■ MATERIAL FOR THE TASK ■

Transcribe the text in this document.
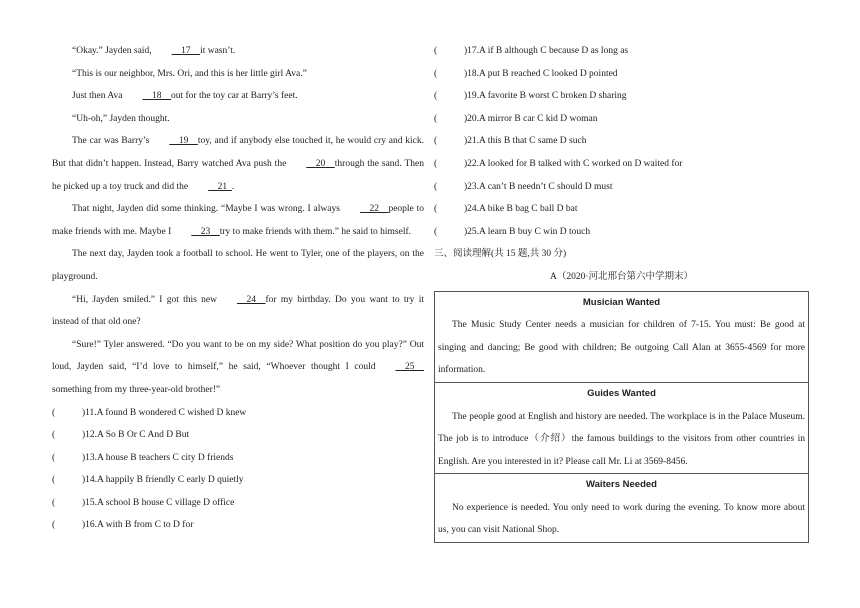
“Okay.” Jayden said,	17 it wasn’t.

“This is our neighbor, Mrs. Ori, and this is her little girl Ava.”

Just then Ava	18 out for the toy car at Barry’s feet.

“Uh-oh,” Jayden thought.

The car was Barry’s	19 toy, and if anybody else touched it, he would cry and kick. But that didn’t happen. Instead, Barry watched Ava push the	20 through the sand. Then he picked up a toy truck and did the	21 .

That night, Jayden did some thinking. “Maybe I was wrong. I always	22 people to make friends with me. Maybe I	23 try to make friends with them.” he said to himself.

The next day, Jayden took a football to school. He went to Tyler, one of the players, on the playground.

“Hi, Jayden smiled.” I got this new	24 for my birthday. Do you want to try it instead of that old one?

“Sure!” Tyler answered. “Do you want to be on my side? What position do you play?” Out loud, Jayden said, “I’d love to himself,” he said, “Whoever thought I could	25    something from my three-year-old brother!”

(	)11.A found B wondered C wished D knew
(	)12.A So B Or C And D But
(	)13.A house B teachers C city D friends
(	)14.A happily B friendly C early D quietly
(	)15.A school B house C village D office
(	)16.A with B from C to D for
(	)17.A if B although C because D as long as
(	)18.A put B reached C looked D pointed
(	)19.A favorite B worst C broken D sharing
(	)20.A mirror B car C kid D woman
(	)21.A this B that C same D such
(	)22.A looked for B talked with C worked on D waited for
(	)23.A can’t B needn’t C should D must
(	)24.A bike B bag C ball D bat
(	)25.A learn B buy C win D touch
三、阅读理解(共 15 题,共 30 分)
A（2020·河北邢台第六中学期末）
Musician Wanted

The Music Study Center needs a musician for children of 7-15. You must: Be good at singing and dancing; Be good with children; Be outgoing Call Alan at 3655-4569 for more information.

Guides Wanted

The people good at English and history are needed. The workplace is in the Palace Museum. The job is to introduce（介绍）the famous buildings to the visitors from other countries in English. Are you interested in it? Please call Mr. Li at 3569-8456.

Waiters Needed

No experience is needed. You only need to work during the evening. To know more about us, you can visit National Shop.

■ SHORT TASK ■
Repeat everything in the records precisely. Images are excluded from the copy.

■ ANSWER TO THIS TASK ■
Transcribe the text in this document.
“Okay.” Jayden said,	17 it wasn’t.

“This is our neighbor, Mrs. Ori, and this is her little girl Ava.”

Just then Ava	18 out for the toy car at Barry’s feet.

“Uh-oh,” Jayden thought.

The car was Barry’s	19 toy, and if anybody else touched it, he would cry and kick. But that didn’t happen. Instead, Barry watched Ava push the	20 through the sand. Then he picked up a toy truck and did the	21 .

That night, Jayden did some thinking. “Maybe I was wrong. I always	22 people to make friends with me. Maybe I	23 try to make friends with them.” he said to himself.

The next day, Jayden took a football to school. He went to Tyler, one of the players, on the playground.

“Hi, Jayden smiled.” I got this new	24 for my birthday. Do you want to try it instead of that old one?

“Sure!” Tyler answered. “Do you want to be on my side? What position do you play?” Out loud, Jayden said, “I’d love to himself,” he said, “Whoever thought I could	25    something from my three-year-old brother!”

(	)11.A found B wondered C wished D knew
(	)12.A So B Or C And D But
(	)13.A house B teachers C city D friends
(	)14.A happily B friendly C early D quietly
(	)15.A school B house C village D office
(	)16.A with B from C to D for
(	)17.A if B although C because D as long as
(	)18.A put B reached C looked D pointed
(	)19.A favorite B worst C broken D sharing
(	)20.A mirror B car C kid D woman
(	)21.A this B that C same D such
(	)22.A looked for B talked with C worked on D waited for
(	)23.A can’t B needn’t C should D must
(	)24.A bike B bag C ball D bat
(	)25.A learn B buy C win D touch
三、阅读理解(共 15 题,共 30 分)
A（2020·河北邢台第六中学期末）
Musician Wanted

The Music Study Center needs a musician for children of 7-15. You must: Be good at singing and dancing; Be good with children; Be outgoing Call Alan at 3655-4569 for more information.

Guides Wanted

The people good at English and history are needed. The workplace is in the Palace Museum. The job is to introduce（介绍）the famous buildings to the visitors from other countries in English. Are you interested in it? Please call Mr. Li at 3569-8456.

Waiters Needed

No experience is needed. You only need to work during the evening. To know more about us, you can visit National Shop.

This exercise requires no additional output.